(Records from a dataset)
+++++
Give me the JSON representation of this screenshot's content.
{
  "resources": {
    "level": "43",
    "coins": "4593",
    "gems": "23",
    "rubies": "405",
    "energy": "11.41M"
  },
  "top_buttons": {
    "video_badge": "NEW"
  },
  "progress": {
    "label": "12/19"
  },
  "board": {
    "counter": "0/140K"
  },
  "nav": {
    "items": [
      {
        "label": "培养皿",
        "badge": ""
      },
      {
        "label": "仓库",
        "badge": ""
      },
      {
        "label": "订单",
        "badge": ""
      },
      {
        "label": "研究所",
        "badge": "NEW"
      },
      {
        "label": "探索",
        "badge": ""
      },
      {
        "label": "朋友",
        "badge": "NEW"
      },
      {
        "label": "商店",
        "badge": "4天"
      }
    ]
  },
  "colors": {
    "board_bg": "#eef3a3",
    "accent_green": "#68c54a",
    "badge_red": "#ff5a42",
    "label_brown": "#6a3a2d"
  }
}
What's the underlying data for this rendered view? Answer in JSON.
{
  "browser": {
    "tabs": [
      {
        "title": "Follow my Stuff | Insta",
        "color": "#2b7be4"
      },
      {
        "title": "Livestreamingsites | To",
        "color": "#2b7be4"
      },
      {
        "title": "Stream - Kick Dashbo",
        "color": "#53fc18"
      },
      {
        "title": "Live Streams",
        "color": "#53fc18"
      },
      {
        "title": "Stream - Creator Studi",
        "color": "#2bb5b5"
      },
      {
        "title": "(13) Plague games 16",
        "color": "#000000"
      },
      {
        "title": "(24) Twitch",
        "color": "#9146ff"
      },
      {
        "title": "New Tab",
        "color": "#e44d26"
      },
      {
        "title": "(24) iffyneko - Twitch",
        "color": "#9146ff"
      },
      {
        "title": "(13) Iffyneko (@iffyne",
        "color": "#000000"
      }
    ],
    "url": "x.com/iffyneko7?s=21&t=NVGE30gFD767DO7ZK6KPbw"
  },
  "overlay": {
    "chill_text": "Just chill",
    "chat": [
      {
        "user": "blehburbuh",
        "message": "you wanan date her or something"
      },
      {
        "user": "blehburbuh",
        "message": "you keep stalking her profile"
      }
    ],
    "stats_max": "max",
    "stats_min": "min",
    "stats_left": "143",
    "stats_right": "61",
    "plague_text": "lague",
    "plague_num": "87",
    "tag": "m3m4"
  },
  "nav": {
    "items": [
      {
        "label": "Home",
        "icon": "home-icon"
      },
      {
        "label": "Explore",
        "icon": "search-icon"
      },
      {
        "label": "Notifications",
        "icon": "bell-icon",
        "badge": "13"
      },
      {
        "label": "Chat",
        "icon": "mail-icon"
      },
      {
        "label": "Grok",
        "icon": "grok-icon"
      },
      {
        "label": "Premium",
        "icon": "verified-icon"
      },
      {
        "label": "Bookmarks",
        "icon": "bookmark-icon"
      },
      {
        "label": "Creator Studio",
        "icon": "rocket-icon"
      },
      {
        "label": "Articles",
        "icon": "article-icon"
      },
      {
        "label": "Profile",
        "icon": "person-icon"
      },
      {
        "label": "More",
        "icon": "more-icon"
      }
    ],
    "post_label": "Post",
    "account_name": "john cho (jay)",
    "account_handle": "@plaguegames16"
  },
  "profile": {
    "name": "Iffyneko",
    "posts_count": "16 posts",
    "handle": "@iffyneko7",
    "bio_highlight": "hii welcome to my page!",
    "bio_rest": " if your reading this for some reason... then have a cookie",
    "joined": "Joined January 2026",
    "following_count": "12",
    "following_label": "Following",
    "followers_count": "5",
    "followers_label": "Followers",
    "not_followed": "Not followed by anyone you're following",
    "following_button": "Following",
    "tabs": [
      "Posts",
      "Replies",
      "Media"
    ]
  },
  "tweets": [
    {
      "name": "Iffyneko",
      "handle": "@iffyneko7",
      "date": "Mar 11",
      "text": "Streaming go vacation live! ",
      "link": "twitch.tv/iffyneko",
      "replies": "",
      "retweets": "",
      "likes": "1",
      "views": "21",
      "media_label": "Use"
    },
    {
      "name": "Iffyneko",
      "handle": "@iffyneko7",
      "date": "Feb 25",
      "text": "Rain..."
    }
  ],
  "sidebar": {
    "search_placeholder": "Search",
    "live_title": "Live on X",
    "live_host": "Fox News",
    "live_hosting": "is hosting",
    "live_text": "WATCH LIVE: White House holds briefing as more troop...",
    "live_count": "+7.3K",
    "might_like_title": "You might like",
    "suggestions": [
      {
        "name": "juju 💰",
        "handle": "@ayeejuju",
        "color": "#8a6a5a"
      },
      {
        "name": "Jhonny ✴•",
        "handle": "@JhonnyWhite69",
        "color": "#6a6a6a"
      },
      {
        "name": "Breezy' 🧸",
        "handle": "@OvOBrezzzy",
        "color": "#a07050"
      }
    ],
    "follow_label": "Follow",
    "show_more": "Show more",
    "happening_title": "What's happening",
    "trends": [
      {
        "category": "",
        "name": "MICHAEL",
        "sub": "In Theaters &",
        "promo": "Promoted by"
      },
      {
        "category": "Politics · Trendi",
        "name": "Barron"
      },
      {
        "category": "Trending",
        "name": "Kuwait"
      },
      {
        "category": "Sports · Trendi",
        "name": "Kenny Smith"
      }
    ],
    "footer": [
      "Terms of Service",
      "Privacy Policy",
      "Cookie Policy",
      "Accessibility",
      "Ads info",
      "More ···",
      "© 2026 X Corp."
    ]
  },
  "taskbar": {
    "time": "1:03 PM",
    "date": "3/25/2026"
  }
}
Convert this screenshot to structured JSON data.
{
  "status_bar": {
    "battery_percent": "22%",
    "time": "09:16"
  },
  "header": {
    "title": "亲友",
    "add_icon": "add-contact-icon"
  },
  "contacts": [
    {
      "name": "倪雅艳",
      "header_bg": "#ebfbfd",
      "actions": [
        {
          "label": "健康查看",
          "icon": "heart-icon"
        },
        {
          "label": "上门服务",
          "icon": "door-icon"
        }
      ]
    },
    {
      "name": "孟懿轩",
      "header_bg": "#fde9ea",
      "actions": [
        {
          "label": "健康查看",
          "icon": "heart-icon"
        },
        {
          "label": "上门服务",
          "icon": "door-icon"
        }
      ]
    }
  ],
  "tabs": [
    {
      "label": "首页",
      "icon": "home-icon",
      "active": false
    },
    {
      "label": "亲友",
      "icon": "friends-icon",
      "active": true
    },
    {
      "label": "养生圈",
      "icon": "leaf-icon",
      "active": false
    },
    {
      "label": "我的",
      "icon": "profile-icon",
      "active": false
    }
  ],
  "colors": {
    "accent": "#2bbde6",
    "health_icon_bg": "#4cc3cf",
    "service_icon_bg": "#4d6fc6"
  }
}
+++++
Problem requirements
Check each line of the records for the word "JSON" and extract those that contain it.

Answer to the problem
Give me the JSON representation of this screenshot's content.
What's the underlying data for this rendered view? Answer in JSON.
Convert this screenshot to structured JSON data.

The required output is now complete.